**Information supplied**.
···

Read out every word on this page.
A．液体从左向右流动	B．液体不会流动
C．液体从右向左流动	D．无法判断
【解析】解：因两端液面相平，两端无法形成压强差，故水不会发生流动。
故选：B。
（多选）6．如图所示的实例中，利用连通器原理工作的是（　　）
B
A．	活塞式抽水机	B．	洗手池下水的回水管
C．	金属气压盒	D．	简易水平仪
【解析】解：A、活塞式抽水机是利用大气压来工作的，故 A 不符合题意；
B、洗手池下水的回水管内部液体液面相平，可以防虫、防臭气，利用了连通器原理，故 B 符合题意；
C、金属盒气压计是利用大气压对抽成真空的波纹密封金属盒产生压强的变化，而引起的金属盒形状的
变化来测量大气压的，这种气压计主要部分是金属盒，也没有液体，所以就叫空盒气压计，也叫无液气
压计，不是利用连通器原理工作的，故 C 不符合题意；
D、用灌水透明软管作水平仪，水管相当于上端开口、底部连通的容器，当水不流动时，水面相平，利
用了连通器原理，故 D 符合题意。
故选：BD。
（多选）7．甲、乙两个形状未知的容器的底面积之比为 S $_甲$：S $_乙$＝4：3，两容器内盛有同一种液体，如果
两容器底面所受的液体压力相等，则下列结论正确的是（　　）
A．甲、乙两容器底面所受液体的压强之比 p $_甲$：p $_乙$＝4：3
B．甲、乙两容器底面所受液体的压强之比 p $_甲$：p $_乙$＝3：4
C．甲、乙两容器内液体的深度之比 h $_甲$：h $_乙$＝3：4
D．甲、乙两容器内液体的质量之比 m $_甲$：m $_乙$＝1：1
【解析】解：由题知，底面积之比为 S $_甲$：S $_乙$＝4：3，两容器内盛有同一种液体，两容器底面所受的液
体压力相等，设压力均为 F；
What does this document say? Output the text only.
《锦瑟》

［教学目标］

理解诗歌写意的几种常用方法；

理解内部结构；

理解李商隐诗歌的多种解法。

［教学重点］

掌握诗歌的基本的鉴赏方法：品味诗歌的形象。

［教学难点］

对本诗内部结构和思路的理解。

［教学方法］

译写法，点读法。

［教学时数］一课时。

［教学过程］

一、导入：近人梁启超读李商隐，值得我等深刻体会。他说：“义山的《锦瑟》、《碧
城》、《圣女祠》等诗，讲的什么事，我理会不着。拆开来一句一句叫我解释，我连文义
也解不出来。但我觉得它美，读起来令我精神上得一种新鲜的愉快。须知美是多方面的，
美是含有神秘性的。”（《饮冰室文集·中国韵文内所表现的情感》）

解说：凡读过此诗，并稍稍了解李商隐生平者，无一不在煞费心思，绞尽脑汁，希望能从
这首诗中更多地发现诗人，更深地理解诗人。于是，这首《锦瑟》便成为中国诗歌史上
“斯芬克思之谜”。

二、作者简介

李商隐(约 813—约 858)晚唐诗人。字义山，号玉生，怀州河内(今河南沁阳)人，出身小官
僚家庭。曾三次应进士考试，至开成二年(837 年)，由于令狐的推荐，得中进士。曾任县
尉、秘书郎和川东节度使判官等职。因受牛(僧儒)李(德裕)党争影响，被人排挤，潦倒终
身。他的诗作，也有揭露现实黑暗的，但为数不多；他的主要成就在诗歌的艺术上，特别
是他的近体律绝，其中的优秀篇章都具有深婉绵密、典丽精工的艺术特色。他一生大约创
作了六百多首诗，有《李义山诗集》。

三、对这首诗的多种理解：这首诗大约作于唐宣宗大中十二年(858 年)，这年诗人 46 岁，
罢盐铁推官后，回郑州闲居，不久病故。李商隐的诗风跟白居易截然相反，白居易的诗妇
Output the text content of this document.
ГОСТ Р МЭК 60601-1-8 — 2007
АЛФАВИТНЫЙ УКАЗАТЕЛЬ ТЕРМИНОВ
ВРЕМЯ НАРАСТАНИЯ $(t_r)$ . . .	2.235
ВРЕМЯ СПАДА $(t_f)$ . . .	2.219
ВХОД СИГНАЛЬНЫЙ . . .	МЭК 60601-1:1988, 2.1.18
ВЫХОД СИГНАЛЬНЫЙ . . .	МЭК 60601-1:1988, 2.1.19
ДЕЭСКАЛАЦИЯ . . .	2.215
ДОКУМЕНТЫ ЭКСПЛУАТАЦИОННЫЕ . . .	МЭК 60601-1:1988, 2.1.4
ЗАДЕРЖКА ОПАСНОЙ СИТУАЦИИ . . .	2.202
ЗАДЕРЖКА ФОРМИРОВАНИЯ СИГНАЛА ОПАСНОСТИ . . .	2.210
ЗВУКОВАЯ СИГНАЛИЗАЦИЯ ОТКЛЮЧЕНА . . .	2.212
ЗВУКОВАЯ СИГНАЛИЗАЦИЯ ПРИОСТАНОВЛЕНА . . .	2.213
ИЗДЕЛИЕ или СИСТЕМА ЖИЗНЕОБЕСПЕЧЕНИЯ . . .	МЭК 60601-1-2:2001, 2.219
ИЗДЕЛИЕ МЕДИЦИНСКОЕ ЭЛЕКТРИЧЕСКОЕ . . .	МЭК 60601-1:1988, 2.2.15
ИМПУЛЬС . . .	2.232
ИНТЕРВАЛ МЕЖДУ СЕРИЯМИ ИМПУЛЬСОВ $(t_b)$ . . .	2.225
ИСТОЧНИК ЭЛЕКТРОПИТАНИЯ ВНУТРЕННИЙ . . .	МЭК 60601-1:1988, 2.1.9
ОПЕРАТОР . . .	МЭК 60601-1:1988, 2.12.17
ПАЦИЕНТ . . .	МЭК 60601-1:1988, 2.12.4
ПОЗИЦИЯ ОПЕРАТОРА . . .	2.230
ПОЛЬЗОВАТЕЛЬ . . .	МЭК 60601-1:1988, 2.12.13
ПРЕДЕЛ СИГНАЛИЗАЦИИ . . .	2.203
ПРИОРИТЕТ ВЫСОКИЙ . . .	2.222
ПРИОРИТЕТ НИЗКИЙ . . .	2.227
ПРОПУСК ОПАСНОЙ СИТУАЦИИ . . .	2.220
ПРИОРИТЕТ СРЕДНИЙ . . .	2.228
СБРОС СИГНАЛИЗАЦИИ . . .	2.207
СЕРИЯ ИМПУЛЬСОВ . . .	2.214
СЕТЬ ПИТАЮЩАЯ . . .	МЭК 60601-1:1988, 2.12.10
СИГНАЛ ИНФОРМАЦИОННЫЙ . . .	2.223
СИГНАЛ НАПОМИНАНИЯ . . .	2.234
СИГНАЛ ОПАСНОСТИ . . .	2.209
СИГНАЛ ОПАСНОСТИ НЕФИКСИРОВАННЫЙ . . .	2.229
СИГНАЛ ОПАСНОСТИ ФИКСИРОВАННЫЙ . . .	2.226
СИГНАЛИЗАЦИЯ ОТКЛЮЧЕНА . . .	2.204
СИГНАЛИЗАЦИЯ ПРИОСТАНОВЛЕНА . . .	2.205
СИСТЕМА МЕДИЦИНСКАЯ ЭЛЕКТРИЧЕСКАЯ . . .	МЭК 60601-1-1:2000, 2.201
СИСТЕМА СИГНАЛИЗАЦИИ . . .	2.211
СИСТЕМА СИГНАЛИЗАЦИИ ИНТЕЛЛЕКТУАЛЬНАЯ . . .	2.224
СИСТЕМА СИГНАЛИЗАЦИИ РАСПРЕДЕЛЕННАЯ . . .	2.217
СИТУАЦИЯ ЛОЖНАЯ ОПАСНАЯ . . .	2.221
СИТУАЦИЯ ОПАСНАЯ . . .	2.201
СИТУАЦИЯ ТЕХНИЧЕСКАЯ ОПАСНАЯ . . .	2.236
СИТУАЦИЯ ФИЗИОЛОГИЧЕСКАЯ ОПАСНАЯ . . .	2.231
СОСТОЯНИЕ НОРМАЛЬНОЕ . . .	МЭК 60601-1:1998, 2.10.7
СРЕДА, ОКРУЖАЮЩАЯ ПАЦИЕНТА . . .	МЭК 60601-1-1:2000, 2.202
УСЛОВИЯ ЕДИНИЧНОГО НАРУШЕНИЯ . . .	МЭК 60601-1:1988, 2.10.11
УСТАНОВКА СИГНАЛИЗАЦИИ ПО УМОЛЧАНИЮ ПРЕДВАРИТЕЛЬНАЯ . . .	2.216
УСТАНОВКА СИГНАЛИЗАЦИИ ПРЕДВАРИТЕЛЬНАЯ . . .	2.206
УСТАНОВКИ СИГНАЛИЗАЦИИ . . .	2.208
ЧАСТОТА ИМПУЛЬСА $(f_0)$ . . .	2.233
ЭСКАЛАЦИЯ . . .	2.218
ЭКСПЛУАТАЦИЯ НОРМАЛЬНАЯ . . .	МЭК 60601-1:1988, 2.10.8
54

···

**Exercise description**. For the data above, state how many lines contain "ПРИОРИТЕТ"; the number is the whole answer.

**Exercise response**. 3